PROBLEM TO SOLVE
Collect every line of the listing below that contains the string "this", and copy each one without alteration.

● ● ● ●

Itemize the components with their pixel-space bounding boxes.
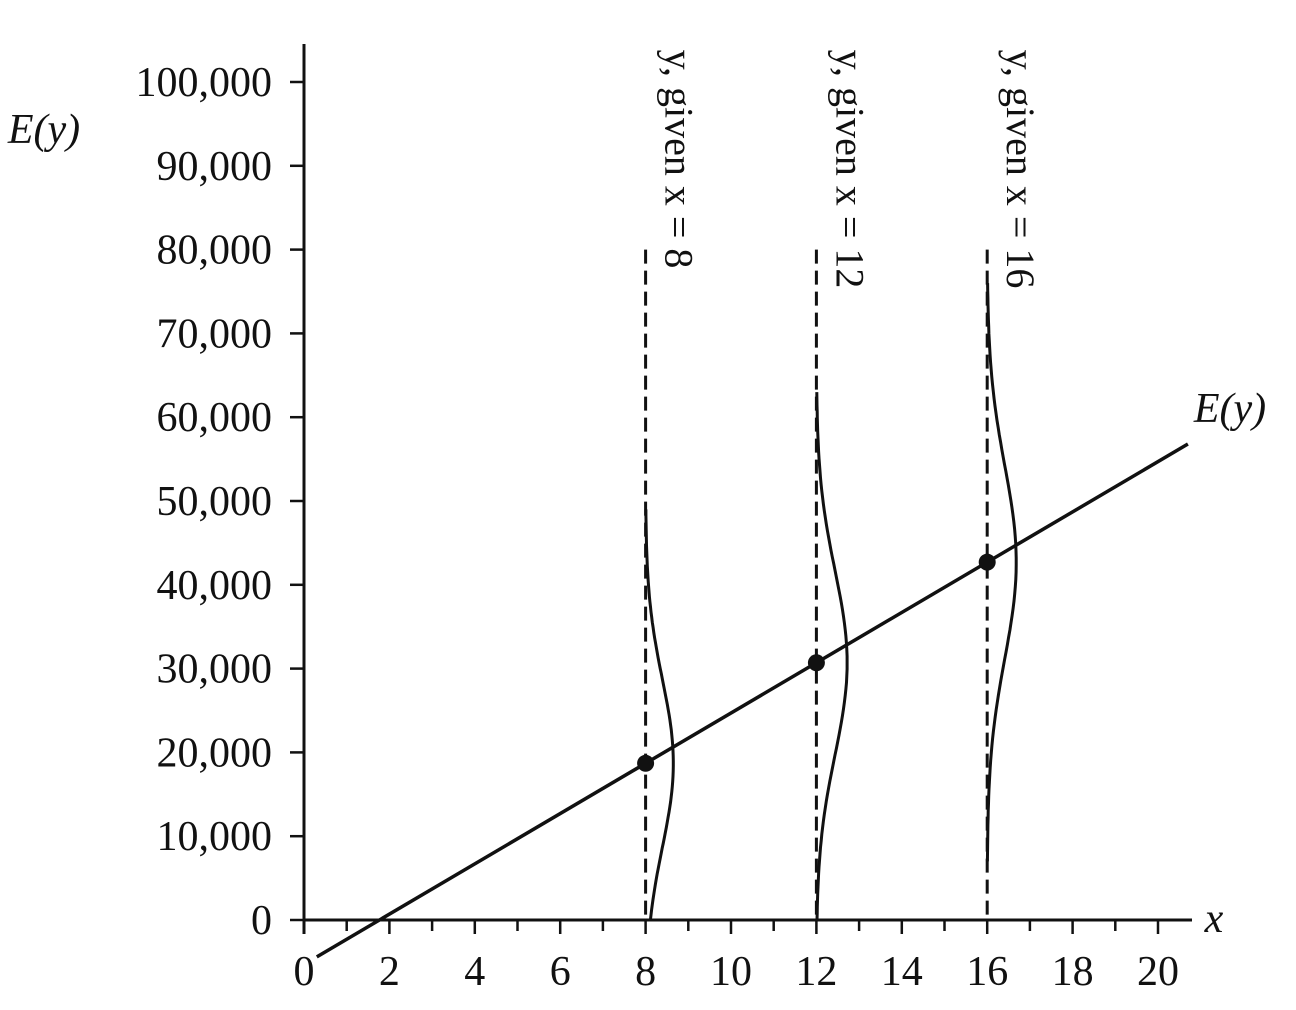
y-tick-label: 20,000 xyxy=(157,730,273,776)
x-tick-label: 8 xyxy=(635,949,656,995)
y-tick-label: 80,000 xyxy=(157,228,273,274)
x-tick-label: 14 xyxy=(881,949,923,995)
y-tick-label: 60,000 xyxy=(157,395,273,441)
conditional-distribution-curve xyxy=(985,283,1018,862)
y-tick-label: 0 xyxy=(251,898,272,944)
y-axis-title: E(y) xyxy=(7,107,80,153)
y-tick-label: 90,000 xyxy=(157,144,273,190)
conditional-label: y, given x = 12 xyxy=(827,50,872,289)
conditional-label: y, given x = 8 xyxy=(657,50,702,269)
x-tick-label: 10 xyxy=(710,949,752,995)
y-tick-label: 30,000 xyxy=(157,647,273,693)
y-tick-label: 40,000 xyxy=(157,563,273,609)
x-tick-label: 20 xyxy=(1137,949,1179,995)
regression-line-label: E(y) xyxy=(1193,386,1266,432)
y-tick-label: 10,000 xyxy=(157,814,273,860)
conditional-distribution-curve xyxy=(815,392,849,921)
y-tick-label: 70,000 xyxy=(157,311,273,357)
conditional-label: y, given x = 16 xyxy=(998,50,1043,289)
marks-group: y, given x = 8 y, given x = 12 y, given x … xyxy=(315,50,1189,959)
x-tick-label: 0 xyxy=(294,949,315,995)
axes-group: 0 2 4 6 8 10 12 14 16 18 20 0 10,000 20,000 30,000 40,0… xyxy=(136,44,1192,995)
mean-point xyxy=(807,654,825,672)
x-tick-label: 2 xyxy=(379,949,400,995)
x-axis-title: x xyxy=(1204,896,1224,942)
conditional-distribution-curve xyxy=(644,509,675,921)
x-tick-label: 4 xyxy=(464,949,485,995)
x-tick-label: 12 xyxy=(795,949,837,995)
y-tick-label: 50,000 xyxy=(157,479,273,525)
x-tick-label: 18 xyxy=(1052,949,1094,995)
x-tick-label: 6 xyxy=(550,949,571,995)
mean-point xyxy=(637,754,655,772)
y-tick-label: 100,000 xyxy=(136,60,273,106)
regression-line xyxy=(315,442,1189,959)
mean-point xyxy=(978,553,996,571)
x-tick-label: 16 xyxy=(966,949,1008,995)
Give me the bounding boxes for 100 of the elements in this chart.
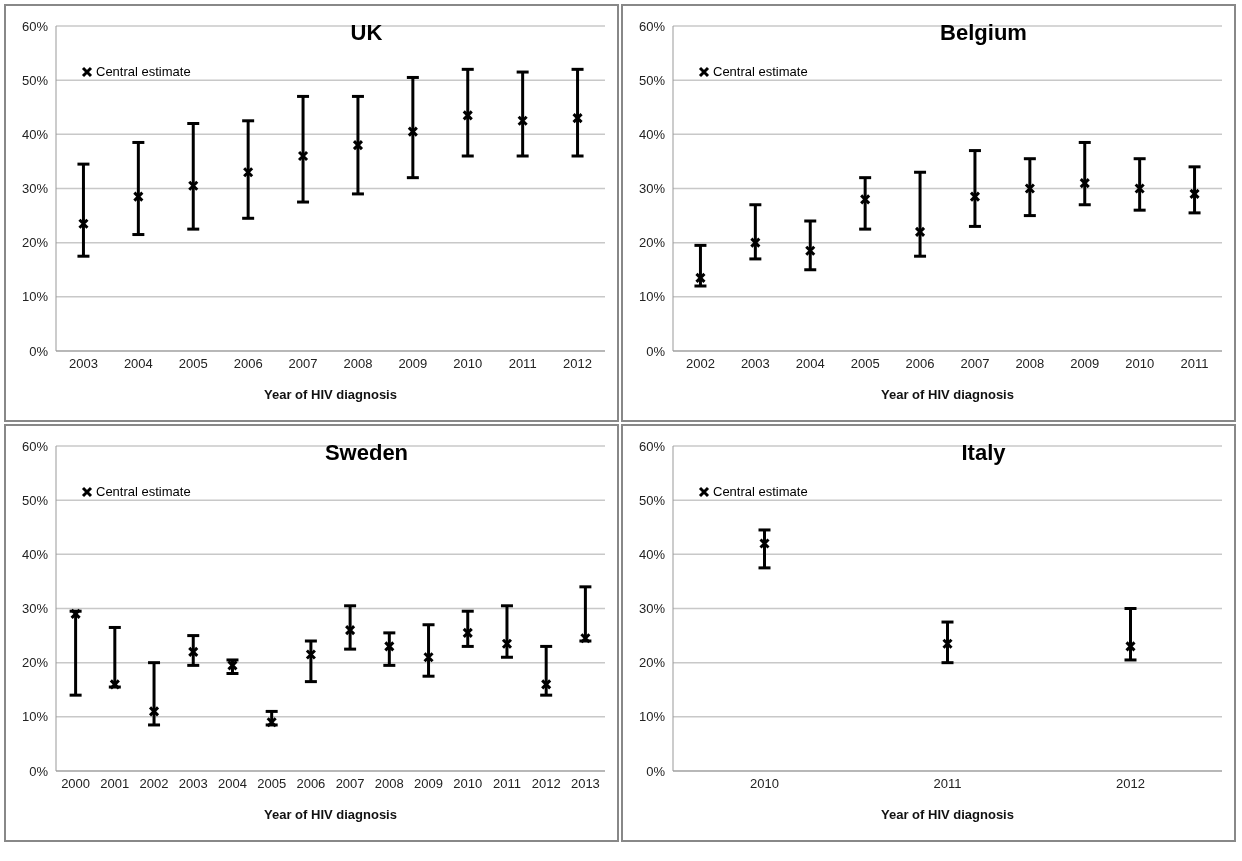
point <box>383 640 395 652</box>
y-tick-label: 10% <box>638 709 666 725</box>
y-tick-label: 10% <box>21 289 49 305</box>
x-tick-label: 2011 <box>933 776 962 792</box>
x-tick-label: 2001 <box>100 776 130 792</box>
x-tick-label: 2010 <box>750 776 779 792</box>
point <box>804 245 816 257</box>
point <box>501 638 513 650</box>
x-tick-label: 2009 <box>1070 356 1100 372</box>
chart-title: Italy <box>961 440 1006 465</box>
y-tick-label: 0% <box>29 763 49 779</box>
y-tick-label: 30% <box>21 601 49 617</box>
point <box>579 632 591 644</box>
x-tick-label: 2008 <box>374 776 404 792</box>
y-tick-label: 0% <box>646 763 666 779</box>
x-tick-label: 2009 <box>414 776 443 792</box>
y-tick-label: 0% <box>646 343 666 359</box>
point <box>109 678 121 690</box>
point <box>859 193 871 205</box>
point <box>1024 183 1036 194</box>
point <box>266 716 278 728</box>
x-tick-label: 2013 <box>570 776 600 792</box>
point <box>914 226 926 238</box>
point <box>242 166 254 178</box>
x-tick-label: 2000 <box>61 776 91 792</box>
chart-title: Belgium <box>940 20 1027 45</box>
x-tick-label: 2010 <box>1125 356 1155 372</box>
x-tick-label: 2011 <box>508 356 537 372</box>
x-tick-label: 2005 <box>178 356 208 372</box>
x-tick-label: 2008 <box>343 356 373 372</box>
x-tick-label: 2010 <box>453 776 483 792</box>
point <box>187 180 199 192</box>
legend-label: Central estimate <box>96 64 191 79</box>
point <box>1134 183 1146 194</box>
x-axis-title: Year of HIV diagnosis <box>881 387 1014 402</box>
point <box>942 638 953 650</box>
y-tick-label: 0% <box>29 343 49 359</box>
x-tick-label: 2006 <box>905 356 935 372</box>
x-tick-label: 2003 <box>68 356 98 372</box>
point <box>407 126 419 138</box>
legend-label: Central estimate <box>96 484 191 499</box>
x-tick-label: 2010 <box>453 356 483 372</box>
x-tick-label: 2005 <box>257 776 287 792</box>
y-tick-label: 40% <box>638 546 666 562</box>
y-tick-label: 20% <box>638 235 666 251</box>
point <box>344 624 356 636</box>
point <box>462 627 474 639</box>
y-tick-label: 20% <box>638 655 666 671</box>
x-tick-label: 2012 <box>531 776 561 792</box>
x-tick-label: 2007 <box>960 356 990 372</box>
y-tick-label: 50% <box>21 72 49 88</box>
x-tick-label: 2009 <box>398 356 428 372</box>
x-tick-label: 2003 <box>740 356 770 372</box>
point <box>749 237 761 249</box>
x-tick-label: 2007 <box>335 776 365 792</box>
y-tick-label: 40% <box>21 546 49 562</box>
point <box>759 538 770 549</box>
x-tick-label: 2011 <box>1180 356 1209 372</box>
x-tick-label: 2002 <box>685 356 715 372</box>
y-tick-label: 60% <box>638 18 666 34</box>
y-tick-label: 40% <box>21 126 49 142</box>
x-axis-title: Year of HIV diagnosis <box>264 807 397 822</box>
point <box>132 191 144 203</box>
legend-label: Central estimate <box>713 484 808 499</box>
point <box>77 218 89 230</box>
x-tick-label: 2006 <box>233 356 263 372</box>
x-tick-label: 2011 <box>492 776 521 792</box>
chart-title: UK <box>350 20 383 45</box>
y-tick-label: 60% <box>21 438 49 454</box>
point <box>540 678 552 690</box>
y-tick-label: 60% <box>638 438 666 454</box>
y-tick-label: 10% <box>21 709 49 725</box>
x-axis-title: Year of HIV diagnosis <box>264 387 397 402</box>
y-tick-label: 30% <box>21 181 49 197</box>
point <box>694 272 706 284</box>
chart-title: Sweden <box>324 440 409 465</box>
point <box>1125 640 1136 652</box>
x-tick-label: 2008 <box>1015 356 1045 372</box>
point <box>148 705 160 717</box>
point <box>969 191 981 203</box>
x-tick-label: 2006 <box>296 776 326 792</box>
x-tick-label: 2004 <box>795 356 825 372</box>
x-tick-label: 2004 <box>123 356 153 372</box>
point <box>423 651 435 663</box>
point <box>1189 188 1201 200</box>
point <box>1079 177 1091 189</box>
point <box>572 112 584 124</box>
legend-label: Central estimate <box>713 64 808 79</box>
point <box>297 150 309 162</box>
y-tick-label: 50% <box>21 492 49 508</box>
y-tick-label: 30% <box>638 181 666 197</box>
x-tick-label: 2002 <box>139 776 169 792</box>
x-tick-label: 2005 <box>850 356 880 372</box>
y-tick-label: 50% <box>638 72 666 88</box>
y-tick-label: 20% <box>21 655 49 671</box>
y-tick-label: 40% <box>638 126 666 142</box>
x-tick-label: 2012 <box>1116 776 1145 792</box>
x-tick-label: 2004 <box>218 776 247 792</box>
x-tick-label: 2007 <box>288 356 318 372</box>
point <box>352 139 364 151</box>
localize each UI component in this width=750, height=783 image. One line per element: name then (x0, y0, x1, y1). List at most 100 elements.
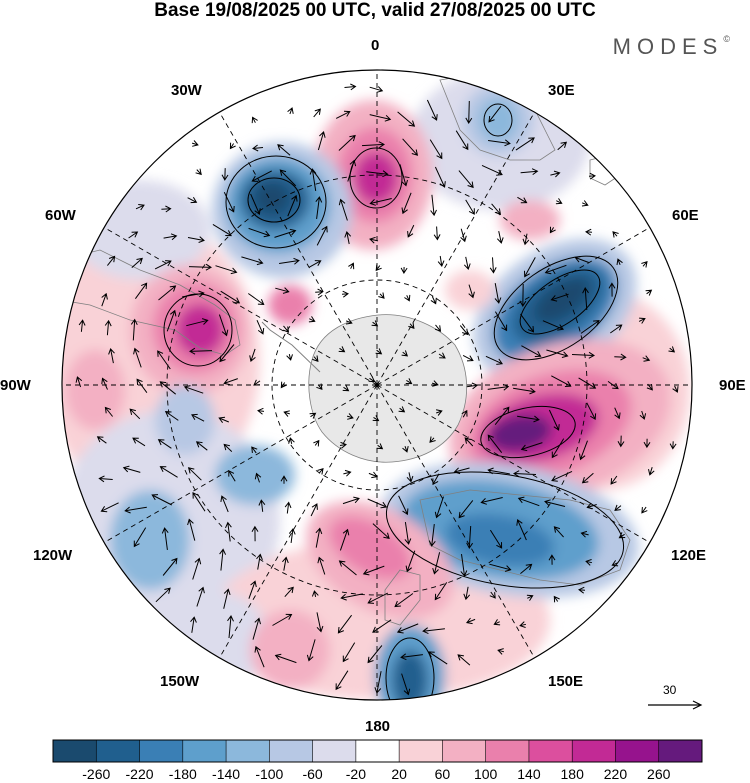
wind-arrow (338, 346, 346, 353)
meridian-line (103, 227, 378, 386)
wind-arrow (229, 142, 236, 150)
wind-arrow (100, 502, 119, 513)
wind-arrow (274, 653, 297, 664)
wind-arrow (315, 288, 324, 296)
wind-arrow (394, 593, 414, 608)
wind-arrow (317, 131, 326, 151)
wind-arrow (372, 415, 380, 422)
wind-arrow (227, 615, 234, 639)
wind-arrow (610, 475, 618, 485)
wind-arrow (372, 619, 392, 633)
wind-arrow (309, 412, 317, 419)
wind-arrow (461, 409, 468, 418)
wind-arrow (375, 264, 382, 272)
wind-arrow (513, 387, 536, 395)
lon-label-90e: 90E (719, 377, 746, 394)
wind-arrow (465, 617, 476, 625)
wind-arrow (551, 438, 565, 459)
colorbar-swatch (658, 740, 703, 762)
wind-arrow (130, 318, 138, 341)
wind-arrow (212, 223, 232, 237)
wind-arrow (248, 227, 271, 238)
wind-arrow (133, 527, 147, 548)
anomaly-60w-core (176, 304, 224, 356)
wind-arrow (288, 437, 295, 445)
wind-arrow (225, 521, 232, 542)
meridian-line (219, 111, 378, 386)
anomaly-110w-blue (110, 490, 190, 590)
wind-arrow (555, 198, 563, 205)
wind-arrow (641, 260, 648, 268)
wind-arrow (280, 475, 288, 484)
wind-arrow (429, 139, 443, 160)
wind-arrow (438, 352, 446, 359)
lon-label-30e: 30E (548, 82, 575, 99)
wind-arrow (158, 285, 177, 301)
wind-arrow (132, 437, 146, 447)
wind-arrow (338, 560, 357, 576)
wind-arrow (279, 169, 297, 187)
wind-arrow (192, 491, 206, 512)
wind-arrow (520, 168, 539, 176)
wind-arrow (427, 651, 448, 665)
wind-arrow (335, 670, 349, 691)
wind-vectors (75, 83, 679, 696)
wind-arrow (196, 586, 205, 607)
wind-arrow (195, 441, 208, 451)
wind-arrow (466, 525, 474, 549)
wind-arrow (544, 499, 566, 507)
wind-arrow (316, 225, 328, 246)
wind-arrow (274, 228, 297, 238)
wind-arrow (250, 193, 261, 215)
contour-100e (480, 405, 576, 459)
wind-arrow (122, 465, 141, 473)
wind-arrow (521, 345, 542, 357)
wind-arrow (639, 410, 647, 420)
wind-arrow (134, 282, 148, 299)
wind-arrow (398, 406, 406, 413)
wind-arrow (306, 639, 316, 662)
wind-arrow (426, 99, 438, 121)
wind-arrow (101, 292, 108, 307)
anomaly-140e-core (445, 513, 555, 567)
wind-arrow (453, 467, 470, 475)
wind-arrow (668, 346, 676, 353)
lon-label-30w: 30W (171, 82, 202, 99)
wind-arrow (342, 642, 356, 663)
modes-logo: MODES© (613, 34, 730, 60)
contour-0deg (349, 147, 403, 209)
wind-arrow (646, 383, 653, 391)
wind-arrow (465, 199, 475, 215)
wind-arrow (228, 469, 236, 482)
wind-arrow (429, 436, 436, 443)
wind-arrow (135, 204, 145, 211)
wind-arrow (581, 200, 589, 207)
colorbar-label: 260 (647, 766, 671, 782)
wind-arrow (362, 565, 385, 576)
wind-arrow (580, 530, 589, 538)
wind-arrow (374, 671, 382, 694)
australia-coast (419, 489, 631, 586)
wind-arrow (195, 168, 202, 176)
wind-arrow (367, 498, 388, 509)
wind-arrow (251, 170, 272, 182)
wind-arrow (643, 438, 651, 449)
wind-arrow (494, 406, 510, 426)
lon-label-120e: 120E (671, 547, 707, 564)
colorbar (52, 739, 703, 763)
wind-arrow (161, 527, 169, 550)
colorbar-swatch (96, 740, 141, 762)
wind-arrow (520, 563, 533, 574)
wind-arrow (369, 114, 392, 122)
wind-arrow (496, 230, 504, 244)
wind-arrow (107, 255, 116, 266)
wind-arrow (611, 560, 619, 567)
wind-arrow (553, 526, 564, 538)
wind-arrow (183, 385, 204, 394)
wind-arrow (618, 532, 626, 539)
wind-arrow (284, 586, 294, 598)
wind-arrow (254, 645, 265, 668)
wind-arrow (253, 379, 261, 386)
wind-arrow (586, 402, 597, 421)
wind-arrow (223, 378, 238, 386)
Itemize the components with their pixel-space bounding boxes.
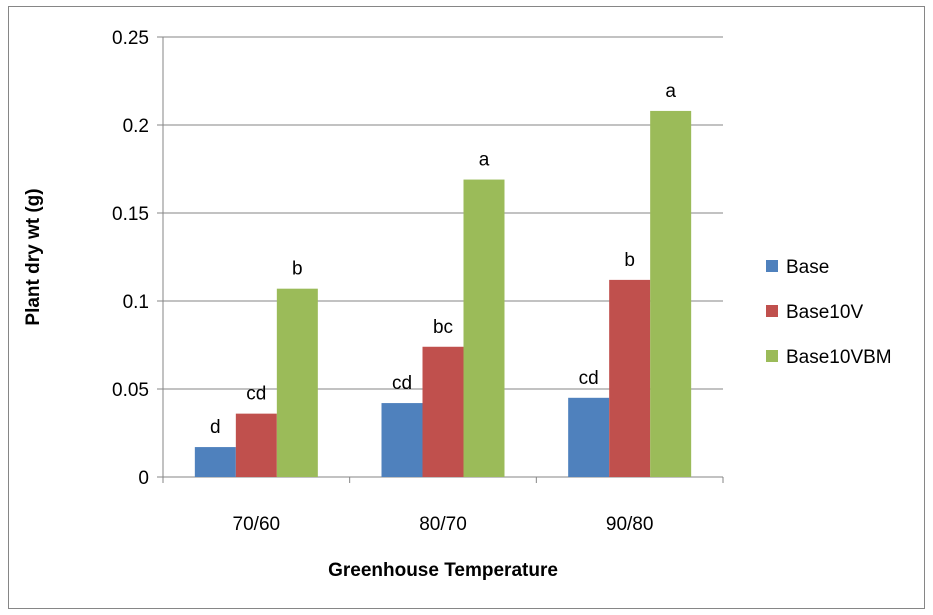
bar-base10v[interactable]: [422, 346, 464, 477]
bar-base[interactable]: [381, 403, 423, 477]
data-label: d: [210, 417, 221, 438]
x-tick-label: 90/80: [606, 514, 654, 535]
y-tick-label: 0: [138, 468, 149, 489]
data-label: bc: [433, 317, 453, 338]
y-tick-labels: 0 0.05 0.1 0.15 0.2 0.25: [112, 28, 149, 489]
y-axis-title: Plant dry wt (g): [23, 188, 44, 325]
x-tick-label: 70/60: [233, 514, 281, 535]
bar-base10vbm[interactable]: [463, 179, 505, 477]
legend-swatch: [766, 260, 778, 272]
x-tick-label: 80/70: [419, 514, 467, 535]
bar-base[interactable]: [568, 397, 610, 477]
data-label: cd: [246, 384, 266, 405]
y-tick-label: 0.25: [112, 28, 149, 49]
data-labels: d cd b cd bc a cd b a: [210, 81, 676, 438]
legend-label: Base10VBM: [786, 347, 892, 368]
x-axis-title: Greenhouse Temperature: [328, 560, 558, 581]
bars: [194, 110, 692, 478]
legend-item-base[interactable]: Base: [766, 257, 829, 278]
legend-item-base10vbm[interactable]: Base10VBM: [766, 347, 892, 368]
data-label: a: [479, 150, 490, 171]
legend-item-base10v[interactable]: Base10V: [766, 302, 863, 323]
legend-label: Base10V: [786, 302, 863, 323]
bar-base10vbm[interactable]: [650, 110, 692, 478]
x-tick-labels: 70/60 80/70 90/80: [233, 514, 654, 535]
bar-base10v[interactable]: [609, 279, 651, 477]
bar-base10v[interactable]: [235, 413, 277, 477]
legend[interactable]: Base Base10V Base10VBM: [766, 257, 892, 368]
legend-swatch: [766, 350, 778, 362]
bar-base[interactable]: [194, 447, 236, 477]
data-label: cd: [392, 373, 412, 394]
data-label: cd: [579, 368, 599, 389]
y-tick-label: 0.2: [123, 116, 149, 137]
y-tick-label: 0.15: [112, 204, 149, 225]
data-label: a: [665, 81, 676, 102]
legend-swatch: [766, 305, 778, 317]
y-tick-label: 0.1: [123, 292, 149, 313]
data-label: b: [292, 259, 303, 280]
data-label: b: [624, 250, 635, 271]
legend-label: Base: [786, 257, 829, 278]
y-tick-label: 0.05: [112, 380, 149, 401]
bar-base10vbm[interactable]: [276, 288, 318, 477]
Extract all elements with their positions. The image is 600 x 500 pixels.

● ● ● ●

WRITTEN SOLUTION
Give me the bounding boxes for 100 of the elements in this chart.
localize each UI component in this width=750, height=783 image. One line per element: name then (x0, y0, x1, y1). List at most 100 elements.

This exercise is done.